> _Data provided_:
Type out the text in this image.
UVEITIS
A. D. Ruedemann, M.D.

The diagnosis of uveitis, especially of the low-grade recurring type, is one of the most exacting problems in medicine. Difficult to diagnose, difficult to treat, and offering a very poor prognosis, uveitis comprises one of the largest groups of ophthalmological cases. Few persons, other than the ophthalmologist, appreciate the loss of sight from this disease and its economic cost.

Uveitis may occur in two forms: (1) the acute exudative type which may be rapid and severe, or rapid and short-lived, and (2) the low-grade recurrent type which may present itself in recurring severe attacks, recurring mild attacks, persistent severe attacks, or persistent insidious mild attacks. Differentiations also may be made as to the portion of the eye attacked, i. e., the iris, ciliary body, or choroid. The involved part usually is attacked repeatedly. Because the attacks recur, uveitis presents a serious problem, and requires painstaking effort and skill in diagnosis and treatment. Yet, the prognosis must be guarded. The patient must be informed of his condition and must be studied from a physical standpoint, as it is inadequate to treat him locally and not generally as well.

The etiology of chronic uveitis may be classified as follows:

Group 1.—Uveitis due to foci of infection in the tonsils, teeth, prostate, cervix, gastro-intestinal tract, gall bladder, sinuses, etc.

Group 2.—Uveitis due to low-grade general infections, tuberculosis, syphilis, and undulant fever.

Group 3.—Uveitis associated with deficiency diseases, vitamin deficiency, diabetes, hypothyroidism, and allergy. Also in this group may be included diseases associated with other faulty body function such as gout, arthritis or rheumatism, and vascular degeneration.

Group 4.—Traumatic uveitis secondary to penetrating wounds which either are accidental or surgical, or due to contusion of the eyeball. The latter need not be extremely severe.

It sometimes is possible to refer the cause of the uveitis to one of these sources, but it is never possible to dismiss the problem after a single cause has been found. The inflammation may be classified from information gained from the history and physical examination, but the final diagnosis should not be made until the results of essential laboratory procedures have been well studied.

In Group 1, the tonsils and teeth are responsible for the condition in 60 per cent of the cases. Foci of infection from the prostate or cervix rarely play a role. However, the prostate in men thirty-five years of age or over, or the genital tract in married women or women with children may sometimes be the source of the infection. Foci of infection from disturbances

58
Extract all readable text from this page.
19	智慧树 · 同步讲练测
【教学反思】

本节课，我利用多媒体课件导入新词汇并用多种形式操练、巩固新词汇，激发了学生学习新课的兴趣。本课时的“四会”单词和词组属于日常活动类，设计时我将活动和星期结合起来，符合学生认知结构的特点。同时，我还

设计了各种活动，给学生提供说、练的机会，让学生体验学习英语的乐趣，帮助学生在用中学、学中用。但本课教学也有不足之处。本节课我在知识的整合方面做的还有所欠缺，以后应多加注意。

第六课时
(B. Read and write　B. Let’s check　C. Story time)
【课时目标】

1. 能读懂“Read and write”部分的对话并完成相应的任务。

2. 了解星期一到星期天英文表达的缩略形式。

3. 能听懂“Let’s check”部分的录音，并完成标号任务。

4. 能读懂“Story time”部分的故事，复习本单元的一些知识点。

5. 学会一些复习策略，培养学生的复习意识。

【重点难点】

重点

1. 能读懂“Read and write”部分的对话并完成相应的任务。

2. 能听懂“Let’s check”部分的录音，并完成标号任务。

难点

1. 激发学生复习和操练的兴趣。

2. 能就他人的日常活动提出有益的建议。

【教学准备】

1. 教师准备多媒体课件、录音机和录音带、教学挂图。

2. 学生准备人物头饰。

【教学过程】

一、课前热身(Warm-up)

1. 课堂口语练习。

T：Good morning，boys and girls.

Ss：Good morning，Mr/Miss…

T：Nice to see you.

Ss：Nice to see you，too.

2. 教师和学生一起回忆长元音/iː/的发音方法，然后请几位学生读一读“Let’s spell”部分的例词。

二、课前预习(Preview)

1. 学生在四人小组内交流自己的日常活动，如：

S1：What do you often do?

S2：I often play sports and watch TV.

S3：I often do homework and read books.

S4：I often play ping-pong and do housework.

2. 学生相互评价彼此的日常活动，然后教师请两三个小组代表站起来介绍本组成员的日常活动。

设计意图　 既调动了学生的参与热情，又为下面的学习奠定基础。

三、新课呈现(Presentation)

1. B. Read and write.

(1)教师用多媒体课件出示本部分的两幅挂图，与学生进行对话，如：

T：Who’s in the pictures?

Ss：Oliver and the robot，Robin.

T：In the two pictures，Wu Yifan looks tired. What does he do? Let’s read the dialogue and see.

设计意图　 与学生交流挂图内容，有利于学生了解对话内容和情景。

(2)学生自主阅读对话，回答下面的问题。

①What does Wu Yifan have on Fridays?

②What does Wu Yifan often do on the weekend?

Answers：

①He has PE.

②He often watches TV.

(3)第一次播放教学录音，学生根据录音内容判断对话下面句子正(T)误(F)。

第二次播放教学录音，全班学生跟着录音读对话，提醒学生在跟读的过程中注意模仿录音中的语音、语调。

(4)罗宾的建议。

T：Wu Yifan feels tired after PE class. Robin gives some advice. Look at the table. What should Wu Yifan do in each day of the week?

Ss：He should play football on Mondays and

> _Task directions_:
Copy each line of the records above that carries the word "play".

> _Answer to this exercise_:
In Group 1, the tonsils and teeth are responsible for the condition in 60 per cent of the cases. Foci of infection from the prostate or cervix rarely play a role. However, the prostate in men thirty-five years of age or over, or the genital tract in married women or women with children may sometimes be the source of the infection. Foci of infection from disturbances
S2：I often play sports and watch TV.
S4：I often play ping-pong and do housework.
Ss：He should play football on Mondays and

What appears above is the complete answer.